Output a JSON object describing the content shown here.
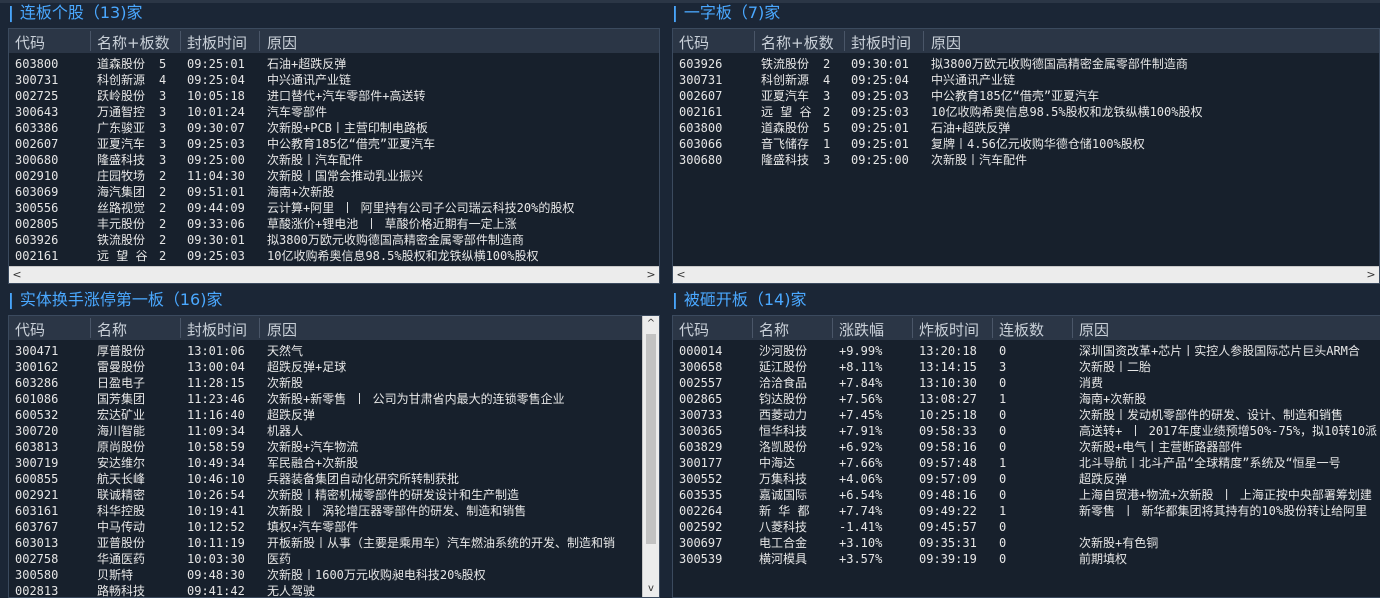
{
  "sections": {
    "lianban": {
      "title": "连板个股（13)家",
      "headers": [
        "代码",
        "名称+板数",
        "封板时间",
        "原因"
      ],
      "rows": [
        [
          "603800",
          "道森股份",
          "5",
          "09:25:01",
          "石油+超跌反弹"
        ],
        [
          "300731",
          "科创新源",
          "4",
          "09:25:04",
          "中兴通讯产业链"
        ],
        [
          "002725",
          "跃岭股份",
          "3",
          "10:05:18",
          "进口替代+汽车零部件+高送转"
        ],
        [
          "300643",
          "万通智控",
          "3",
          "10:01:24",
          "汽车零部件"
        ],
        [
          "603386",
          "广东骏亚",
          "3",
          "09:30:07",
          "次新股+PCB丨主营印制电路板"
        ],
        [
          "002607",
          "亚夏汽车",
          "3",
          "09:25:03",
          "中公教育185亿“借壳”亚夏汽车"
        ],
        [
          "300680",
          "隆盛科技",
          "3",
          "09:25:00",
          "次新股丨汽车配件"
        ],
        [
          "002910",
          "庄园牧场",
          "2",
          "11:04:30",
          "次新股丨国常会推动乳业振兴"
        ],
        [
          "603069",
          "海汽集团",
          "2",
          "09:51:01",
          "海南+次新股"
        ],
        [
          "300556",
          "丝路视觉",
          "2",
          "09:44:09",
          "云计算+阿里 丨 阿里持有公司子公司瑞云科技20%的股权"
        ],
        [
          "002805",
          "丰元股份",
          "2",
          "09:33:06",
          "草酸涨价+锂电池 丨 草酸价格近期有一定上涨"
        ],
        [
          "603926",
          "铁流股份",
          "2",
          "09:30:01",
          "拟3800万欧元收购德国高精密金属零部件制造商"
        ],
        [
          "002161",
          "远 望 谷",
          "2",
          "09:25:03",
          "10亿收购希奥信息98.5%股权和龙铁纵横100%股权"
        ]
      ]
    },
    "yizi": {
      "title": "一字板（7)家",
      "headers": [
        "代码",
        "名称+板数",
        "封板时间",
        "原因"
      ],
      "rows": [
        [
          "603926",
          "铁流股份",
          "2",
          "09:30:01",
          "拟3800万欧元收购德国高精密金属零部件制造商"
        ],
        [
          "300731",
          "科创新源",
          "4",
          "09:25:04",
          "中兴通讯产业链"
        ],
        [
          "002607",
          "亚夏汽车",
          "3",
          "09:25:03",
          "中公教育185亿“借壳”亚夏汽车"
        ],
        [
          "002161",
          "远 望 谷",
          "2",
          "09:25:03",
          "10亿收购希奥信息98.5%股权和龙铁纵横100%股权"
        ],
        [
          "603800",
          "道森股份",
          "5",
          "09:25:01",
          "石油+超跌反弹"
        ],
        [
          "603066",
          "音飞储存",
          "1",
          "09:25:01",
          "复牌丨4.56亿元收购华德仓储100%股权"
        ],
        [
          "300680",
          "隆盛科技",
          "3",
          "09:25:00",
          "次新股丨汽车配件"
        ]
      ]
    },
    "shiti": {
      "title": "实体换手涨停第一板（16)家",
      "headers": [
        "代码",
        "名称",
        "封板时间",
        "原因"
      ],
      "rows": [
        [
          "300471",
          "厚普股份",
          "13:01:06",
          "天然气"
        ],
        [
          "300162",
          "雷曼股份",
          "13:00:04",
          "超跌反弹+足球"
        ],
        [
          "603286",
          "日盈电子",
          "11:28:15",
          "次新股"
        ],
        [
          "601086",
          "国芳集团",
          "11:23:46",
          "次新股+新零售 丨 公司为甘肃省内最大的连锁零售企业"
        ],
        [
          "600532",
          "宏达矿业",
          "11:16:40",
          "超跌反弹"
        ],
        [
          "300720",
          "海川智能",
          "11:09:34",
          "机器人"
        ],
        [
          "603813",
          "原尚股份",
          "10:58:59",
          "次新股+汽车物流"
        ],
        [
          "300719",
          "安达维尔",
          "10:49:34",
          "军民融合+次新股"
        ],
        [
          "600855",
          "航天长峰",
          "10:46:10",
          "兵器装备集团自动化研究所转制获批"
        ],
        [
          "002921",
          "联诚精密",
          "10:26:54",
          "次新股丨精密机械零部件的研发设计和生产制造"
        ],
        [
          "603161",
          "科华控股",
          "10:19:41",
          "次新股丨 涡轮增压器零部件的研发、制造和销售"
        ],
        [
          "603767",
          "中马传动",
          "10:12:52",
          "填权+汽车零部件"
        ],
        [
          "603013",
          "亚普股份",
          "10:11:19",
          "开板新股丨从事（主要是乘用车）汽车燃油系统的开发、制造和销"
        ],
        [
          "002758",
          "华通医药",
          "10:03:30",
          "医药"
        ],
        [
          "300580",
          "贝斯特",
          "09:48:30",
          "次新股丨1600万元收购昶电科技20%股权"
        ],
        [
          "002813",
          "路畅科技",
          "09:41:42",
          "无人驾驶"
        ]
      ]
    },
    "beiza": {
      "title": "被砸开板（14)家",
      "headers": [
        "代码",
        "名称",
        "涨跌幅",
        "炸板时间",
        "连板数",
        "原因"
      ],
      "rows": [
        [
          "000014",
          "沙河股份",
          "+9.99%",
          "13:20:18",
          "0",
          "深圳国资改革+芯片丨实控人参股国际芯片巨头ARM合"
        ],
        [
          "300658",
          "延江股份",
          "+8.11%",
          "13:14:15",
          "3",
          "次新股丨二胎"
        ],
        [
          "002557",
          "洽洽食品",
          "+7.84%",
          "13:10:30",
          "0",
          "消费"
        ],
        [
          "002865",
          "钧达股份",
          "+7.56%",
          "13:08:27",
          "1",
          "海南+次新股"
        ],
        [
          "300733",
          "西菱动力",
          "+7.45%",
          "10:25:18",
          "0",
          "次新股丨发动机零部件的研发、设计、制造和销售"
        ],
        [
          "300365",
          "恒华科技",
          "+7.91%",
          "09:58:33",
          "0",
          "高送转+ 丨 2017年度业绩预增50%-75%，拟10转10派"
        ],
        [
          "603829",
          "洛凯股份",
          "+6.92%",
          "09:58:16",
          "0",
          "次新股+电气丨主营断路器部件"
        ],
        [
          "300177",
          "中海达",
          "+7.66%",
          "09:57:48",
          "1",
          "北斗导航丨北斗产品“全球精度”系统及“恒星一号"
        ],
        [
          "300552",
          "万集科技",
          "+4.06%",
          "09:57:09",
          "0",
          "超跌反弹"
        ],
        [
          "603535",
          "嘉诚国际",
          "+6.54%",
          "09:48:16",
          "0",
          "上海自贸港+物流+次新股 丨 上海正按中央部署筹划建"
        ],
        [
          "002264",
          "新 华 都",
          "+7.74%",
          "09:49:22",
          "1",
          "新零售 丨 新华都集团将其持有的10%股份转让给阿里"
        ],
        [
          "002592",
          "八菱科技",
          "-1.41%",
          "09:45:57",
          "0",
          ""
        ],
        [
          "300697",
          "电工合金",
          "+3.10%",
          "09:35:31",
          "0",
          "次新股+有色铜"
        ],
        [
          "300539",
          "横河模具",
          "+3.57%",
          "09:39:19",
          "0",
          "前期填权"
        ]
      ]
    }
  },
  "scroll": {
    "left": "<",
    "right": ">",
    "up": "^",
    "down": "v"
  }
}
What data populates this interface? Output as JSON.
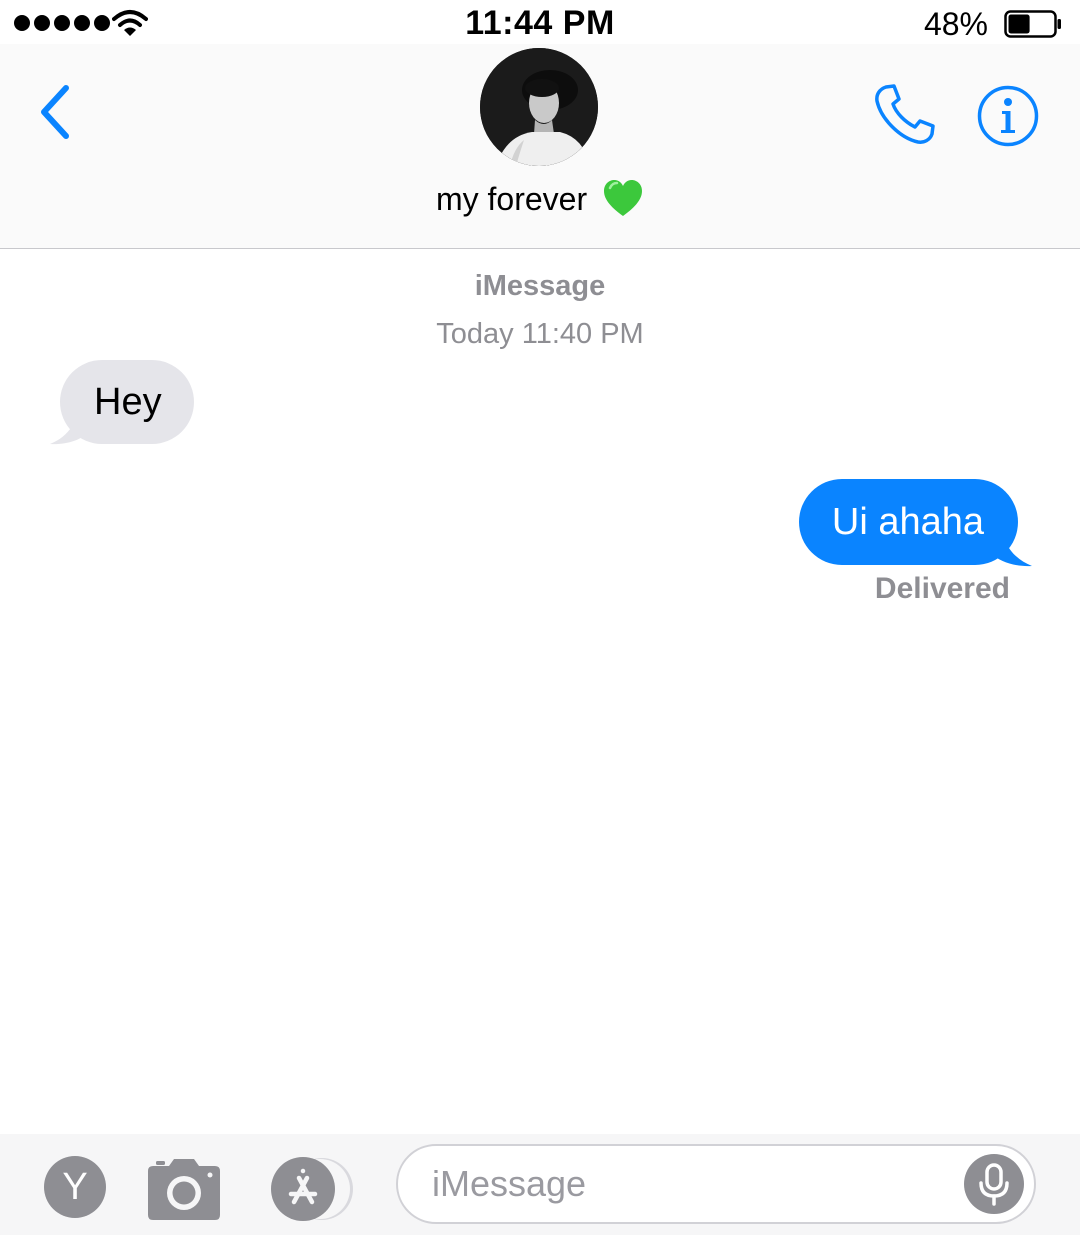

- [Exercise directions]: Restate the listing above word for word, and skip the pictures.

- [Finished task]:
Output a JSON object describing the content shown here.
{
  "sections": {
    "lianban": {
      "title": "连板个股（13)家",
      "headers": [
        "代码",
        "名称+板数",
        "封板时间",
        "原因"
      ],
      "rows": [
        [
          "603800",
          "道森股份",
          "5",
          "09:25:01",
          "石油+超跌反弹"
        ],
        [
          "300731",
          "科创新源",
          "4",
          "09:25:04",
          "中兴通讯产业链"
        ],
        [
          "002725",
          "跃岭股份",
          "3",
          "10:05:18",
          "进口替代+汽车零部件+高送转"
        ],
        [
          "300643",
          "万通智控",
          "3",
          "10:01:24",
          "汽车零部件"
        ],
        [
          "603386",
          "广东骏亚",
          "3",
          "09:30:07",
          "次新股+PCB丨主营印制电路板"
        ],
        [
          "002607",
          "亚夏汽车",
          "3",
          "09:25:03",
          "中公教育185亿“借壳”亚夏汽车"
        ],
        [
          "300680",
          "隆盛科技",
          "3",
          "09:25:00",
          "次新股丨汽车配件"
        ],
        [
          "002910",
          "庄园牧场",
          "2",
          "11:04:30",
          "次新股丨国常会推动乳业振兴"
        ],
        [
          "603069",
          "海汽集团",
          "2",
          "09:51:01",
          "海南+次新股"
        ],
        [
          "300556",
          "丝路视觉",
          "2",
          "09:44:09",
          "云计算+阿里 丨 阿里持有公司子公司瑞云科技20%的股权"
        ],
        [
          "002805",
          "丰元股份",
          "2",
          "09:33:06",
          "草酸涨价+锂电池 丨 草酸价格近期有一定上涨"
        ],
        [
          "603926",
          "铁流股份",
          "2",
          "09:30:01",
          "拟3800万欧元收购德国高精密金属零部件制造商"
        ],
        [
          "002161",
          "远 望 谷",
          "2",
          "09:25:03",
          "10亿收购希奥信息98.5%股权和龙铁纵横100%股权"
        ]
      ]
    },
    "yizi": {
      "title": "一字板（7)家",
      "headers": [
        "代码",
        "名称+板数",
        "封板时间",
        "原因"
      ],
      "rows": [
        [
          "603926",
          "铁流股份",
          "2",
          "09:30:01",
          "拟3800万欧元收购德国高精密金属零部件制造商"
        ],
        [
          "300731",
          "科创新源",
          "4",
          "09:25:04",
          "中兴通讯产业链"
        ],
        [
          "002607",
          "亚夏汽车",
          "3",
          "09:25:03",
          "中公教育185亿“借壳”亚夏汽车"
        ],
        [
          "002161",
          "远 望 谷",
          "2",
          "09:25:03",
          "10亿收购希奥信息98.5%股权和龙铁纵横100%股权"
        ],
        [
          "603800",
          "道森股份",
          "5",
          "09:25:01",
          "石油+超跌反弹"
        ],
        [
          "603066",
          "音飞储存",
          "1",
          "09:25:01",
          "复牌丨4.56亿元收购华德仓储100%股权"
        ],
        [
          "300680",
          "隆盛科技",
          "3",
          "09:25:00",
          "次新股丨汽车配件"
        ]
      ]
    },
    "shiti": {
      "title": "实体换手涨停第一板（16)家",
      "headers": [
        "代码",
        "名称",
        "封板时间",
        "原因"
      ],
      "rows": [
        [
          "300471",
          "厚普股份",
          "13:01:06",
          "天然气"
        ],
        [
          "300162",
          "雷曼股份",
          "13:00:04",
          "超跌反弹+足球"
        ],
        [
          "603286",
          "日盈电子",
          "11:28:15",
          "次新股"
        ],
        [
          "601086",
          "国芳集团",
          "11:23:46",
          "次新股+新零售 丨 公司为甘肃省内最大的连锁零售企业"
        ],
        [
          "600532",
          "宏达矿业",
          "11:16:40",
          "超跌反弹"
        ],
        [
          "300720",
          "海川智能",
          "11:09:34",
          "机器人"
        ],
        [
          "603813",
          "原尚股份",
          "10:58:59",
          "次新股+汽车物流"
        ],
        [
          "300719",
          "安达维尔",
          "10:49:34",
          "军民融合+次新股"
        ],
        [
          "600855",
          "航天长峰",
          "10:46:10",
          "兵器装备集团自动化研究所转制获批"
        ],
        [
          "002921",
          "联诚精密",
          "10:26:54",
          "次新股丨精密机械零部件的研发设计和生产制造"
        ],
        [
          "603161",
          "科华控股",
          "10:19:41",
          "次新股丨 涡轮增压器零部件的研发、制造和销售"
        ],
        [
          "603767",
          "中马传动",
          "10:12:52",
          "填权+汽车零部件"
        ],
        [
          "603013",
          "亚普股份",
          "10:11:19",
          "开板新股丨从事（主要是乘用车）汽车燃油系统的开发、制造和销"
        ],
        [
          "002758",
          "华通医药",
          "10:03:30",
          "医药"
        ],
        [
          "300580",
          "贝斯特",
          "09:48:30",
          "次新股丨1600万元收购昶电科技20%股权"
        ],
        [
          "002813",
          "路畅科技",
          "09:41:42",
          "无人驾驶"
        ]
      ]
    },
    "beiza": {
      "title": "被砸开板（14)家",
      "headers": [
        "代码",
        "名称",
        "涨跌幅",
        "炸板时间",
        "连板数",
        "原因"
      ],
      "rows": [
        [
          "000014",
          "沙河股份",
          "+9.99%",
          "13:20:18",
          "0",
          "深圳国资改革+芯片丨实控人参股国际芯片巨头ARM合"
        ],
        [
          "300658",
          "延江股份",
          "+8.11%",
          "13:14:15",
          "3",
          "次新股丨二胎"
        ],
        [
          "002557",
          "洽洽食品",
          "+7.84%",
          "13:10:30",
          "0",
          "消费"
        ],
        [
          "002865",
          "钧达股份",
          "+7.56%",
          "13:08:27",
          "1",
          "海南+次新股"
        ],
        [
          "300733",
          "西菱动力",
          "+7.45%",
          "10:25:18",
          "0",
          "次新股丨发动机零部件的研发、设计、制造和销售"
        ],
        [
          "300365",
          "恒华科技",
          "+7.91%",
          "09:58:33",
          "0",
          "高送转+ 丨 2017年度业绩预增50%-75%，拟10转10派"
        ],
        [
          "603829",
          "洛凯股份",
          "+6.92%",
          "09:58:16",
          "0",
          "次新股+电气丨主营断路器部件"
        ],
        [
          "300177",
          "中海达",
          "+7.66%",
          "09:57:48",
          "1",
          "北斗导航丨北斗产品“全球精度”系统及“恒星一号"
        ],
        [
          "300552",
          "万集科技",
          "+4.06%",
          "09:57:09",
          "0",
          "超跌反弹"
        ],
        [
          "603535",
          "嘉诚国际",
          "+6.54%",
          "09:48:16",
          "0",
          "上海自贸港+物流+次新股 丨 上海正按中央部署筹划建"
        ],
        [
          "002264",
          "新 华 都",
          "+7.74%",
          "09:49:22",
          "1",
          "新零售 丨 新华都集团将其持有的10%股份转让给阿里"
        ],
        [
          "002592",
          "八菱科技",
          "-1.41%",
          "09:45:57",
          "0",
          ""
        ],
        [
          "300697",
          "电工合金",
          "+3.10%",
          "09:35:31",
          "0",
          "次新股+有色铜"
        ],
        [
          "300539",
          "横河模具",
          "+3.57%",
          "09:39:19",
          "0",
          "前期填权"
        ]
      ]
    }
  },
  "scroll": {
    "left": "<",
    "right": ">",
    "up": "^",
    "down": "v"
  }
}
What data populates this interface? Output as JSON.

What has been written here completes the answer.